=== The data ===

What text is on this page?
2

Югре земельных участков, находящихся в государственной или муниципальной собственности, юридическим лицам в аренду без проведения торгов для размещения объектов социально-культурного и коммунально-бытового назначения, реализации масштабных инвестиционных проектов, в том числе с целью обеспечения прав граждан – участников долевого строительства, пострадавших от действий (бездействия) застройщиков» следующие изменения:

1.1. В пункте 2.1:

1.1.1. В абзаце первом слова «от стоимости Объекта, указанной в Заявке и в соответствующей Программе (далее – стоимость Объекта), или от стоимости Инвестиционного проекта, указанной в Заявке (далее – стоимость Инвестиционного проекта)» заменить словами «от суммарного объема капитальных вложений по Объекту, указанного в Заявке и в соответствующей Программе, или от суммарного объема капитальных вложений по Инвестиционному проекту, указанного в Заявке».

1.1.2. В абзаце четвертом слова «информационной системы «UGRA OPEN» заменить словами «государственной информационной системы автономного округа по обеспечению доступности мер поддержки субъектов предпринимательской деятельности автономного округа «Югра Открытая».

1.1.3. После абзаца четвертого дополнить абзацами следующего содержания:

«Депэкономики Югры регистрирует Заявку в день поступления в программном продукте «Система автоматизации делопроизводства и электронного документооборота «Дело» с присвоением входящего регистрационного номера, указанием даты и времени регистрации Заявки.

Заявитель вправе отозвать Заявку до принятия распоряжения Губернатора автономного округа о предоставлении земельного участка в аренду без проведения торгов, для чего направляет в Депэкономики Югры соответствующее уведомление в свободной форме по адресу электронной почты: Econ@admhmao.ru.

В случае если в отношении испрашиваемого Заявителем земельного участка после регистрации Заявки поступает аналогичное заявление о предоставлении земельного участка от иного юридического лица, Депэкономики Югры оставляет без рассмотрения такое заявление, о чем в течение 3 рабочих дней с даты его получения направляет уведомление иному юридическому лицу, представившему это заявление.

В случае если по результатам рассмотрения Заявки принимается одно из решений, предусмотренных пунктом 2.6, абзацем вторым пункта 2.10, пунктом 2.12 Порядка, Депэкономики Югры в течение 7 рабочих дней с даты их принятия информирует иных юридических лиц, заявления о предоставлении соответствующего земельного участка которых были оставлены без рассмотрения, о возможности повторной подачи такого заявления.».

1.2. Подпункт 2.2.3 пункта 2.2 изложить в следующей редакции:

===

*Task goal:*
Above are the records; copy all of them exactly.

*Written reply:*
What text is on this page?
2

Югре земельных участков, находящихся в государственной или муниципальной собственности, юридическим лицам в аренду без проведения торгов для размещения объектов социально-культурного и коммунально-бытового назначения, реализации масштабных инвестиционных проектов, в том числе с целью обеспечения прав граждан – участников долевого строительства, пострадавших от действий (бездействия) застройщиков» следующие изменения:

1.1. В пункте 2.1:

1.1.1. В абзаце первом слова «от стоимости Объекта, указанной в Заявке и в соответствующей Программе (далее – стоимость Объекта), или от стоимости Инвестиционного проекта, указанной в Заявке (далее – стоимость Инвестиционного проекта)» заменить словами «от суммарного объема капитальных вложений по Объекту, указанного в Заявке и в соответствующей Программе, или от суммарного объема капитальных вложений по Инвестиционному проекту, указанного в Заявке».

1.1.2. В абзаце четвертом слова «информационной системы «UGRA OPEN» заменить словами «государственной информационной системы автономного округа по обеспечению доступности мер поддержки субъектов предпринимательской деятельности автономного округа «Югра Открытая».

1.1.3. После абзаца четвертого дополнить абзацами следующего содержания:

«Депэкономики Югры регистрирует Заявку в день поступления в программном продукте «Система автоматизации делопроизводства и электронного документооборота «Дело» с присвоением входящего регистрационного номера, указанием даты и времени регистрации Заявки.

Заявитель вправе отозвать Заявку до принятия распоряжения Губернатора автономного округа о предоставлении земельного участка в аренду без проведения торгов, для чего направляет в Депэкономики Югры соответствующее уведомление в свободной форме по адресу электронной почты: Econ@admhmao.ru.

В случае если в отношении испрашиваемого Заявителем земельного участка после регистрации Заявки поступает аналогичное заявление о предоставлении земельного участка от иного юридического лица, Депэкономики Югры оставляет без рассмотрения такое заявление, о чем в течение 3 рабочих дней с даты его получения направляет уведомление иному юридическому лицу, представившему это заявление.

В случае если по результатам рассмотрения Заявки принимается одно из решений, предусмотренных пунктом 2.6, абзацем вторым пункта 2.10, пунктом 2.12 Порядка, Депэкономики Югры в течение 7 рабочих дней с даты их принятия информирует иных юридических лиц, заявления о предоставлении соответствующего земельного участка которых были оставлены без рассмотрения, о возможности повторной подачи такого заявления.».

1.2. Подпункт 2.2.3 пункта 2.2 изложить в следующей редакции:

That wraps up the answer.